(Figure content listings)
⟨

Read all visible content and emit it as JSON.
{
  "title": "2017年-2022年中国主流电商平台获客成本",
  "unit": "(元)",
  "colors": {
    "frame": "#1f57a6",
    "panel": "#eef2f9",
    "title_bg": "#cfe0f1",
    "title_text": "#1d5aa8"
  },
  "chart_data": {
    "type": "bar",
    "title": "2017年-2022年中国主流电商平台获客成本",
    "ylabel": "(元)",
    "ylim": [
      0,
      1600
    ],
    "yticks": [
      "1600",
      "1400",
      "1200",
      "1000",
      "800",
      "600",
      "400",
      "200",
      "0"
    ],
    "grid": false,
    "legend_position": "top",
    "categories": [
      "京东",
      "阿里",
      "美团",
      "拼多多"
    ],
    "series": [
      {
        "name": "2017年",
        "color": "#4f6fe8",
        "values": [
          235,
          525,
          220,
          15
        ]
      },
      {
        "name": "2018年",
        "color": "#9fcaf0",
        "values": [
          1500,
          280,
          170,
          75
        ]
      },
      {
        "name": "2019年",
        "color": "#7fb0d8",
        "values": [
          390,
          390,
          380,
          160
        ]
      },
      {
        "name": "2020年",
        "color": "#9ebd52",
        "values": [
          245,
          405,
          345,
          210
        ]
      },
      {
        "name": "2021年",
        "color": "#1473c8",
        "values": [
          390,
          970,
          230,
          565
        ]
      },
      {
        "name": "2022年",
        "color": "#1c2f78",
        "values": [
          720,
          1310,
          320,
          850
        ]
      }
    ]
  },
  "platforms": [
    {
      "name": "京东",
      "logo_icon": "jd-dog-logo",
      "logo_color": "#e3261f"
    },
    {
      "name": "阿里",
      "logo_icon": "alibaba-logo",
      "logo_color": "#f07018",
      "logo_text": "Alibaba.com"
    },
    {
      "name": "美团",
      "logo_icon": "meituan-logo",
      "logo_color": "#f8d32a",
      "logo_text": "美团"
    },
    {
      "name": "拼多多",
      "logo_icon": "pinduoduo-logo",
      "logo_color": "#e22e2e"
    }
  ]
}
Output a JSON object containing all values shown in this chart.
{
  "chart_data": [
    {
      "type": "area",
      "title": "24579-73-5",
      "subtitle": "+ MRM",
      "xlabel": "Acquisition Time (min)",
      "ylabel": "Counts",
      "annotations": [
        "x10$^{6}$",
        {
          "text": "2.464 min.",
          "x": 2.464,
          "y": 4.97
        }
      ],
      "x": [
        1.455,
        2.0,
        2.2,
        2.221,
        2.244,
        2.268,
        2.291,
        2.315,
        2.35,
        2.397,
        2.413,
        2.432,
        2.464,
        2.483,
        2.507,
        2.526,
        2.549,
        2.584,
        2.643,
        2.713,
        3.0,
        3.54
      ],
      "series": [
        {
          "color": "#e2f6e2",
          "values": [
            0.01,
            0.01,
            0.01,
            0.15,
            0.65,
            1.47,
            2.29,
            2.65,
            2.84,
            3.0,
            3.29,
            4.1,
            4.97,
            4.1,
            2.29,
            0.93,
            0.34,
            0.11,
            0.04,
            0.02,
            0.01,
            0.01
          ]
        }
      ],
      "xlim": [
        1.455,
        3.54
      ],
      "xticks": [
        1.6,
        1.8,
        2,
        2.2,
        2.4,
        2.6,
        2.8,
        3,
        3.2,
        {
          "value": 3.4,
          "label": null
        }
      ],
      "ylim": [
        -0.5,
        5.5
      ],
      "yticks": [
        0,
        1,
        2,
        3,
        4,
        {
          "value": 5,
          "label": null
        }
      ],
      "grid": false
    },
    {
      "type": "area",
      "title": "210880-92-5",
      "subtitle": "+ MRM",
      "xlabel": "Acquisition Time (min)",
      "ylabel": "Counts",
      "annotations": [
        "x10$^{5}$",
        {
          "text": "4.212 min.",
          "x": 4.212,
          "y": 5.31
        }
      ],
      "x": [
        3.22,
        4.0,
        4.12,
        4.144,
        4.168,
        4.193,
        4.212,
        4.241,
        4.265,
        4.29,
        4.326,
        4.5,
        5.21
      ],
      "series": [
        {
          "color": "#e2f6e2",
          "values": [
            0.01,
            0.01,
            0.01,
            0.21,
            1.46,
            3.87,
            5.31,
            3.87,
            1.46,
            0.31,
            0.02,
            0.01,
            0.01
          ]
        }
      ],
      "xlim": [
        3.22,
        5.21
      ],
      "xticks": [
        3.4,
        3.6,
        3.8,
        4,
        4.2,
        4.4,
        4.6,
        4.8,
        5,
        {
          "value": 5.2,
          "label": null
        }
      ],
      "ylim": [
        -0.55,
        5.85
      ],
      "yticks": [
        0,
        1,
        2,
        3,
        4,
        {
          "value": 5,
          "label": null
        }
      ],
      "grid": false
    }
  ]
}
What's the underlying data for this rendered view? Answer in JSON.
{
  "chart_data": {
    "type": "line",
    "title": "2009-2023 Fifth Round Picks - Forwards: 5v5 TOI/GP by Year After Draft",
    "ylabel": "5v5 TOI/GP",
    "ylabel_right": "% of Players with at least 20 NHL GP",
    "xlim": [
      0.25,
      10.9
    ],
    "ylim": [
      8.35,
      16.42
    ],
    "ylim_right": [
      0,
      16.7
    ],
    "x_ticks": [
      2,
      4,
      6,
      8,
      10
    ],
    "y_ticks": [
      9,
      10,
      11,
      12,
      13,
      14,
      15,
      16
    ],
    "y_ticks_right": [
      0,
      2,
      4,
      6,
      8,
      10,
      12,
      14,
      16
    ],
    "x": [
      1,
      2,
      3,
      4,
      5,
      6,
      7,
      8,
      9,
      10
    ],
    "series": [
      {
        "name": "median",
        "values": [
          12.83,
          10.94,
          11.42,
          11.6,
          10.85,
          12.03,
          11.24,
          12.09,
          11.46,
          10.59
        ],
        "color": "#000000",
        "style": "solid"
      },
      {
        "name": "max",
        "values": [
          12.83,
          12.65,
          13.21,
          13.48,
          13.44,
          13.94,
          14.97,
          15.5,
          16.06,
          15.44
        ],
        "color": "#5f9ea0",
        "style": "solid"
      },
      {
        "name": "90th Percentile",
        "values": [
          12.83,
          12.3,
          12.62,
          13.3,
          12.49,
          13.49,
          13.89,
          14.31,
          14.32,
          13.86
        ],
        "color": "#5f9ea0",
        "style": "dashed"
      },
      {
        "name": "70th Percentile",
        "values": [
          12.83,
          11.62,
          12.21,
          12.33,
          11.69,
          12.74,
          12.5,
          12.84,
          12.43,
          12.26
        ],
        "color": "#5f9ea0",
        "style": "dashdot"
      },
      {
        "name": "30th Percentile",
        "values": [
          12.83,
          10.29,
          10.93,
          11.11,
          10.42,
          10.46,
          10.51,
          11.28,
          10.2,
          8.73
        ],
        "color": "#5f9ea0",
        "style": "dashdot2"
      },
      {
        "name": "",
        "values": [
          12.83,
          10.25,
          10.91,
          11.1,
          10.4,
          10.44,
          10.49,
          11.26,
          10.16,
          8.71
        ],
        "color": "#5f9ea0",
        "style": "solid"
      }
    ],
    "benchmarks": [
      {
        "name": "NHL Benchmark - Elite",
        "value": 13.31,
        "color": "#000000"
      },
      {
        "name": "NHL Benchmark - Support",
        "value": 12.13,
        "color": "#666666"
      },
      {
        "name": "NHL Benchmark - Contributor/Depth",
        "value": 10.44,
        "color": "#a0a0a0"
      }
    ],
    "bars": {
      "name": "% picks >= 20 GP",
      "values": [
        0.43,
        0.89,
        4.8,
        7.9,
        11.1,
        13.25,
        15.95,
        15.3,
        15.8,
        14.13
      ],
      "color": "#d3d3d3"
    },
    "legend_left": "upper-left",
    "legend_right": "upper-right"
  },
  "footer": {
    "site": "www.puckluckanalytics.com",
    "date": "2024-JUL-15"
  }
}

⟩

## EXERCISE GOAL
Every line of the data above should be copied exactly.

## ANSWER FOR THIS EXERCISE
Read all visible content and emit it as JSON.
{
  "title": "2017年-2022年中国主流电商平台获客成本",
  "unit": "(元)",
  "colors": {
    "frame": "#1f57a6",
    "panel": "#eef2f9",
    "title_bg": "#cfe0f1",
    "title_text": "#1d5aa8"
  },
  "chart_data": {
    "type": "bar",
    "title": "2017年-2022年中国主流电商平台获客成本",
    "ylabel": "(元)",
    "ylim": [
      0,
      1600
    ],
    "yticks": [
      "1600",
      "1400",
      "1200",
      "1000",
      "800",
      "600",
      "400",
      "200",
      "0"
    ],
    "grid": false,
    "legend_position": "top",
    "categories": [
      "京东",
      "阿里",
      "美团",
      "拼多多"
    ],
    "series": [
      {
        "name": "2017年",
        "color": "#4f6fe8",
        "values": [
          235,
          525,
          220,
          15
        ]
      },
      {
        "name": "2018年",
        "color": "#9fcaf0",
        "values": [
          1500,
          280,
          170,
          75
        ]
      },
      {
        "name": "2019年",
        "color": "#7fb0d8",
        "values": [
          390,
          390,
          380,
          160
        ]
      },
      {
        "name": "2020年",
        "color": "#9ebd52",
        "values": [
          245,
          405,
          345,
          210
        ]
      },
      {
        "name": "2021年",
        "color": "#1473c8",
        "values": [
          390,
          970,
          230,
          565
        ]
      },
      {
        "name": "2022年",
        "color": "#1c2f78",
        "values": [
          720,
          1310,
          320,
          850
        ]
      }
    ]
  },
  "platforms": [
    {
      "name": "京东",
      "logo_icon": "jd-dog-logo",
      "logo_color": "#e3261f"
    },
    {
      "name": "阿里",
      "logo_icon": "alibaba-logo",
      "logo_color": "#f07018",
      "logo_text": "Alibaba.com"
    },
    {
      "name": "美团",
      "logo_icon": "meituan-logo",
      "logo_color": "#f8d32a",
      "logo_text": "美团"
    },
    {
      "name": "拼多多",
      "logo_icon": "pinduoduo-logo",
      "logo_color": "#e22e2e"
    }
  ]
}
Output a JSON object containing all values shown in this chart.
{
  "chart_data": [
    {
      "type": "area",
      "title": "24579-73-5",
      "subtitle": "+ MRM",
      "xlabel": "Acquisition Time (min)",
      "ylabel": "Counts",
      "annotations": [
        "x10$^{6}$",
        {
          "text": "2.464 min.",
          "x": 2.464,
          "y": 4.97
        }
      ],
      "x": [
        1.455,
        2.0,
        2.2,
        2.221,
        2.244,
        2.268,
        2.291,
        2.315,
        2.35,
        2.397,
        2.413,
        2.432,
        2.464,
        2.483,
        2.507,
        2.526,
        2.549,
        2.584,
        2.643,
        2.713,
        3.0,
        3.54
      ],
      "series": [
        {
          "color": "#e2f6e2",
          "values": [
            0.01,
            0.01,
            0.01,
            0.15,
            0.65,
            1.47,
            2.29,
            2.65,
            2.84,
            3.0,
            3.29,
            4.1,
            4.97,
            4.1,
            2.29,
            0.93,
            0.34,
            0.11,
            0.04,
            0.02,
            0.01,
            0.01
          ]
        }
      ],
      "xlim": [
        1.455,
        3.54
      ],
      "xticks": [
        1.6,
        1.8,
        2,
        2.2,
        2.4,
        2.6,
        2.8,
        3,
        3.2,
        {
          "value": 3.4,
          "label": null
        }
      ],
      "ylim": [
        -0.5,
        5.5
      ],
      "yticks": [
        0,
        1,
        2,
        3,
        4,
        {
          "value": 5,
          "label": null
        }
      ],
      "grid": false
    },
    {
      "type": "area",
      "title": "210880-92-5",
      "subtitle": "+ MRM",
      "xlabel": "Acquisition Time (min)",
      "ylabel": "Counts",
      "annotations": [
        "x10$^{5}$",
        {
          "text": "4.212 min.",
          "x": 4.212,
          "y": 5.31
        }
      ],
      "x": [
        3.22,
        4.0,
        4.12,
        4.144,
        4.168,
        4.193,
        4.212,
        4.241,
        4.265,
        4.29,
        4.326,
        4.5,
        5.21
      ],
      "series": [
        {
          "color": "#e2f6e2",
          "values": [
            0.01,
            0.01,
            0.01,
            0.21,
            1.46,
            3.87,
            5.31,
            3.87,
            1.46,
            0.31,
            0.02,
            0.01,
            0.01
          ]
        }
      ],
      "xlim": [
        3.22,
        5.21
      ],
      "xticks": [
        3.4,
        3.6,
        3.8,
        4,
        4.2,
        4.4,
        4.6,
        4.8,
        5,
        {
          "value": 5.2,
          "label": null
        }
      ],
      "ylim": [
        -0.55,
        5.85
      ],
      "yticks": [
        0,
        1,
        2,
        3,
        4,
        {
          "value": 5,
          "label": null
        }
      ],
      "grid": false
    }
  ]
}
What's the underlying data for this rendered view? Answer in JSON.
{
  "chart_data": {
    "type": "line",
    "title": "2009-2023 Fifth Round Picks - Forwards: 5v5 TOI/GP by Year After Draft",
    "ylabel": "5v5 TOI/GP",
    "ylabel_right": "% of Players with at least 20 NHL GP",
    "xlim": [
      0.25,
      10.9
    ],
    "ylim": [
      8.35,
      16.42
    ],
    "ylim_right": [
      0,
      16.7
    ],
    "x_ticks": [
      2,
      4,
      6,
      8,
      10
    ],
    "y_ticks": [
      9,
      10,
      11,
      12,
      13,
      14,
      15,
      16
    ],
    "y_ticks_right": [
      0,
      2,
      4,
      6,
      8,
      10,
      12,
      14,
      16
    ],
    "x": [
      1,
      2,
      3,
      4,
      5,
      6,
      7,
      8,
      9,
      10
    ],
    "series": [
      {
        "name": "median",
        "values": [
          12.83,
          10.94,
          11.42,
          11.6,
          10.85,
          12.03,
          11.24,
          12.09,
          11.46,
          10.59
        ],
        "color": "#000000",
        "style": "solid"
      },
      {
        "name": "max",
        "values": [
          12.83,
          12.65,
          13.21,
          13.48,
          13.44,
          13.94,
          14.97,
          15.5,
          16.06,
          15.44
        ],
        "color": "#5f9ea0",
        "style": "solid"
      },
      {
        "name": "90th Percentile",
        "values": [
          12.83,
          12.3,
          12.62,
          13.3,
          12.49,
          13.49,
          13.89,
          14.31,
          14.32,
          13.86
        ],
        "color": "#5f9ea0",
        "style": "dashed"
      },
      {
        "name": "70th Percentile",
        "values": [
          12.83,
          11.62,
          12.21,
          12.33,
          11.69,
          12.74,
          12.5,
          12.84,
          12.43,
          12.26
        ],
        "color": "#5f9ea0",
        "style": "dashdot"
      },
      {
        "name": "30th Percentile",
        "values": [
          12.83,
          10.29,
          10.93,
          11.11,
          10.42,
          10.46,
          10.51,
          11.28,
          10.2,
          8.73
        ],
        "color": "#5f9ea0",
        "style": "dashdot2"
      },
      {
        "name": "",
        "values": [
          12.83,
          10.25,
          10.91,
          11.1,
          10.4,
          10.44,
          10.49,
          11.26,
          10.16,
          8.71
        ],
        "color": "#5f9ea0",
        "style": "solid"
      }
    ],
    "benchmarks": [
      {
        "name": "NHL Benchmark - Elite",
        "value": 13.31,
        "color": "#000000"
      },
      {
        "name": "NHL Benchmark - Support",
        "value": 12.13,
        "color": "#666666"
      },
      {
        "name": "NHL Benchmark - Contributor/Depth",
        "value": 10.44,
        "color": "#a0a0a0"
      }
    ],
    "bars": {
      "name": "% picks >= 20 GP",
      "values": [
        0.43,
        0.89,
        4.8,
        7.9,
        11.1,
        13.25,
        15.95,
        15.3,
        15.8,
        14.13
      ],
      "color": "#d3d3d3"
    },
    "legend_left": "upper-left",
    "legend_right": "upper-right"
  },
  "footer": {
    "site": "www.puckluckanalytics.com",
    "date": "2024-JUL-15"
  }
}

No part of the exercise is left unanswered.